Task goal
Reproduce all the material exactly, minus any pictures it holds.

Start Data extract

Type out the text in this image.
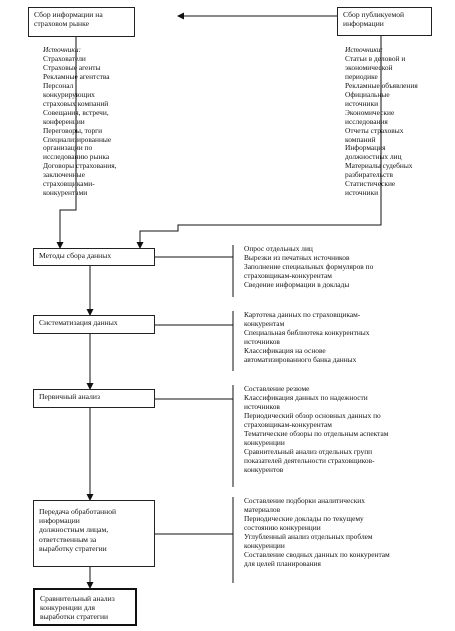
Сбор информации на
страховом рынке
Сбор публикуемой
информации
Источники:
Страхователи
Страховые агенты
Рекламные агентства
Персонал
конкурирующих
страховых компаний
Совещания, встречи,
конференции
Переговоры, торги
Специализированные
организации по
исследованию рынка
Договоры страхования,
заключенные
страховщиками-
конкурентами
Источники:
Статьи в деловой и
экономической
периодике
Рекламные объявления
Официальные
источники
Экономические
исследования
Отчеты страховых
компаний
Информация
должностных лиц
Материалы судебных
разбирательств
Статистические
источники
Методы сбора данных
Опрос отдельных лиц
Вырезки из печатных источников
Заполнение специальных формуляров по
страховщикам-конкурентам
Сведение информации в доклады
Систематизация данных
Картотека данных по страховщикам-
конкурентам
Специальная библиотека конкурентных
источников
Классификация на основе
автоматизированного банка данных
Первичный анализ
Составление резюме
Классификация данных по надежности
источников
Периодический обзор основных данных по
страховщикам-конкурентам
Тематические обзоры по отдельным аспектам
конкуренции
Сравнительный анализ отдельных групп
показателей деятельности страховщиков-
конкурентов
Передача обработанной
информации
должностным лицам,
ответственным за
выработку стратегии
Составление подборки аналитических
материалов
Периодические доклады по текущему
состоянию конкуренции
Углубленный анализ отдельных проблем
конкуренции
Составление сводных данных по конкурентам
для целей планирования
Сравнительный анализ
конкуренции для
выработки стратегии
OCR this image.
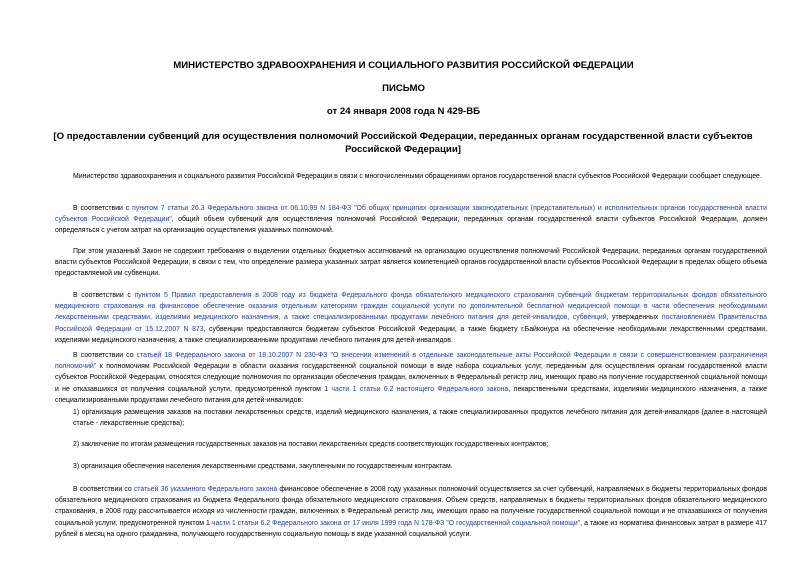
МИНИСТЕРСТВО ЗДРАВООХРАНЕНИЯ И СОЦИАЛЬНОГО РАЗВИТИЯ РОССИЙСКОЙ ФЕДЕРАЦИИ
ПИСЬМО
от 24 января 2008 года N 429-ВБ
[О предоставлении субвенций для осуществления полномочий Российской Федерации, переданных органам государственной власти субъектов Российской Федерации]
Министерство здравоохранения и социального развития Российской Федерации в связи с многочисленными обращениями органов государственной власти субъектов Российской Федерации сообщает следующее.
В соответствии с пунктом 7 статьи 26.3 Федерального закона от 06.10.99 N 184-ФЗ "Об общих принципах организации законодательных (представительных) и исполнительных органов государственной власти субъектов Российской Федерации", общий объем субвенций для осуществления полномочий Российской Федерации, переданных органам государственной власти субъектов Российской Федерации, должен определяться с учетом затрат на организацию осуществления указанных полномочий.
При этом указанный Закон не содержит требования о выделении отдельных бюджетных ассигнований на организацию осуществления полномочий Российской Федерации, переданных органам государственной власти субъектов Российской Федерации, в связи с тем, что определение размера указанных затрат является компетенцией органов государственной власти субъектов Российской Федерации в пределах общего объема предоставляемой им субвенции.
В соответствии с пунктом 5 Правил предоставления в 2008 году из бюджета Федерального фонда обязательного медицинского страхования субвенций бюджетам территориальных фондов обязательного медицинского страхования на финансовое обеспечение оказания отдельным категориям граждан социальной услуги по дополнительной бесплатной медицинской помощи в части обеспечения необходимыми лекарственными средствами, изделиями медицинского назначения, а также специализированными продуктами лечебного питания для детей-инвалидов, субвенций, утвержденных постановлением Правительства Российской Федерации от 15.12.2007 N 873, субвенции предоставляются бюджетам субъектов Российской Федерации, а также бюджету г.Байконура на обеспечение необходимыми лекарственными средствами, изделиями медицинского назначения, а также специализированными продуктами лечебного питания для детей-инвалидов.
В соответствии со статьей 18 Федерального закона от 18.10.2007 N 230-ФЗ "О внесении изменений в отдельные законодательные акты Российской Федерации в связи с совершенствованием разграничения полномочий" к полномочиям Российской Федерации в области оказания государственной социальной помощи в виде набора социальных услуг, переданным для осуществления органам государственной власти субъектов Российской Федерации, относятся следующие полномочия по организации обеспечения граждан, включенных в Федеральный регистр лиц, имеющих право на получение государственной социальной помощи и не отказавшихся от получения социальной услуги, предусмотренной пунктом 1 части 1 статьи 6.2 настоящего Федерального закона, лекарственными средствами, изделиями медицинского назначения, а также специализированными продуктами лечебного питания для детей-инвалидов:
1) организация размещения заказов на поставки лекарственных средств, изделий медицинского назначения, а также специализированных продуктов лечебного питания для детей-инвалидов (далее в настоящей статье - лекарственные средства);
2) заключение по итогам размещения государственных заказов на поставки лекарственных средств соответствующих государственных контрактов;
3) организация обеспечения населения лекарственными средствами, закупленными по государственным контрактам.
В соответствии со статьей 36 указанного Федерального закона финансовое обеспечение в 2008 году указанных полномочий осуществляется за счет субвенций, направляемых в бюджеты территориальных фондов обязательного медицинского страхования из бюджета Федерального фонда обязательного медицинского страхования. Объем средств, направляемых в бюджеты территориальных фондов обязательного медицинского страхования, в 2008 году рассчитывается исходя из численности граждан, включенных в Федеральный регистр лиц, имеющих право на получение государственной социальной помощи и не отказавшихся от получения социальной услуги, предусмотренной пунктом 1 части 1 статьи 6.2 Федерального закона от 17 июля 1999 года N 178-ФЗ "О государственной социальной помощи", а также из норматива финансовых затрат в размере 417 рублей в месяц на одного гражданина, получающего государственную социальную помощь в виде указанной социальной услуги.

End Data extract

Result of this exercise
Type out the text in this image.
Сбор информации на
страховом рынке
Сбор публикуемой
информации
Источники:
Страхователи
Страховые агенты
Рекламные агентства
Персонал
конкурирующих
страховых компаний
Совещания, встречи,
конференции
Переговоры, торги
Специализированные
организации по
исследованию рынка
Договоры страхования,
заключенные
страховщиками-
конкурентами
Источники:
Статьи в деловой и
экономической
периодике
Рекламные объявления
Официальные
источники
Экономические
исследования
Отчеты страховых
компаний
Информация
должностных лиц
Материалы судебных
разбирательств
Статистические
источники
Методы сбора данных
Опрос отдельных лиц
Вырезки из печатных источников
Заполнение специальных формуляров по
страховщикам-конкурентам
Сведение информации в доклады
Систематизация данных
Картотека данных по страховщикам-
конкурентам
Специальная библиотека конкурентных
источников
Классификация на основе
автоматизированного банка данных
Первичный анализ
Составление резюме
Классификация данных по надежности
источников
Периодический обзор основных данных по
страховщикам-конкурентам
Тематические обзоры по отдельным аспектам
конкуренции
Сравнительный анализ отдельных групп
показателей деятельности страховщиков-
конкурентов
Передача обработанной
информации
должностным лицам,
ответственным за
выработку стратегии
Составление подборки аналитических
материалов
Периодические доклады по текущему
состоянию конкуренции
Углубленный анализ отдельных проблем
конкуренции
Составление сводных данных по конкурентам
для целей планирования
Сравнительный анализ
конкуренции для
выработки стратегии
OCR this image.
МИНИСТЕРСТВО ЗДРАВООХРАНЕНИЯ И СОЦИАЛЬНОГО РАЗВИТИЯ РОССИЙСКОЙ ФЕДЕРАЦИИ
ПИСЬМО
от 24 января 2008 года N 429-ВБ
[О предоставлении субвенций для осуществления полномочий Российской Федерации, переданных органам государственной власти субъектов Российской Федерации]
Министерство здравоохранения и социального развития Российской Федерации в связи с многочисленными обращениями органов государственной власти субъектов Российской Федерации сообщает следующее.
В соответствии с пунктом 7 статьи 26.3 Федерального закона от 06.10.99 N 184-ФЗ "Об общих принципах организации законодательных (представительных) и исполнительных органов государственной власти субъектов Российской Федерации", общий объем субвенций для осуществления полномочий Российской Федерации, переданных органам государственной власти субъектов Российской Федерации, должен определяться с учетом затрат на организацию осуществления указанных полномочий.
При этом указанный Закон не содержит требования о выделении отдельных бюджетных ассигнований на организацию осуществления полномочий Российской Федерации, переданных органам государственной власти субъектов Российской Федерации, в связи с тем, что определение размера указанных затрат является компетенцией органов государственной власти субъектов Российской Федерации в пределах общего объема предоставляемой им субвенции.
В соответствии с пунктом 5 Правил предоставления в 2008 году из бюджета Федерального фонда обязательного медицинского страхования субвенций бюджетам территориальных фондов обязательного медицинского страхования на финансовое обеспечение оказания отдельным категориям граждан социальной услуги по дополнительной бесплатной медицинской помощи в части обеспечения необходимыми лекарственными средствами, изделиями медицинского назначения, а также специализированными продуктами лечебного питания для детей-инвалидов, субвенций, утвержденных постановлением Правительства Российской Федерации от 15.12.2007 N 873, субвенции предоставляются бюджетам субъектов Российской Федерации, а также бюджету г.Байконура на обеспечение необходимыми лекарственными средствами, изделиями медицинского назначения, а также специализированными продуктами лечебного питания для детей-инвалидов.
В соответствии со статьей 18 Федерального закона от 18.10.2007 N 230-ФЗ "О внесении изменений в отдельные законодательные акты Российской Федерации в связи с совершенствованием разграничения полномочий" к полномочиям Российской Федерации в области оказания государственной социальной помощи в виде набора социальных услуг, переданным для осуществления органам государственной власти субъектов Российской Федерации, относятся следующие полномочия по организации обеспечения граждан, включенных в Федеральный регистр лиц, имеющих право на получение государственной социальной помощи и не отказавшихся от получения социальной услуги, предусмотренной пунктом 1 части 1 статьи 6.2 настоящего Федерального закона, лекарственными средствами, изделиями медицинского назначения, а также специализированными продуктами лечебного питания для детей-инвалидов:
1) организация размещения заказов на поставки лекарственных средств, изделий медицинского назначения, а также специализированных продуктов лечебного питания для детей-инвалидов (далее в настоящей статье - лекарственные средства);
2) заключение по итогам размещения государственных заказов на поставки лекарственных средств соответствующих государственных контрактов;
3) организация обеспечения населения лекарственными средствами, закупленными по государственным контрактам.
В соответствии со статьей 36 указанного Федерального закона финансовое обеспечение в 2008 году указанных полномочий осуществляется за счет субвенций, направляемых в бюджеты территориальных фондов обязательного медицинского страхования из бюджета Федерального фонда обязательного медицинского страхования. Объем средств, направляемых в бюджеты территориальных фондов обязательного медицинского страхования, в 2008 году рассчитывается исходя из численности граждан, включенных в Федеральный регистр лиц, имеющих право на получение государственной социальной помощи и не отказавшихся от получения социальной услуги, предусмотренной пунктом 1 части 1 статьи 6.2 Федерального закона от 17 июля 1999 года N 178-ФЗ "О государственной социальной помощи", а также из норматива финансовых затрат в размере 417 рублей в месяц на одного гражданина, получающего государственную социальную помощь в виде указанной социальной услуги.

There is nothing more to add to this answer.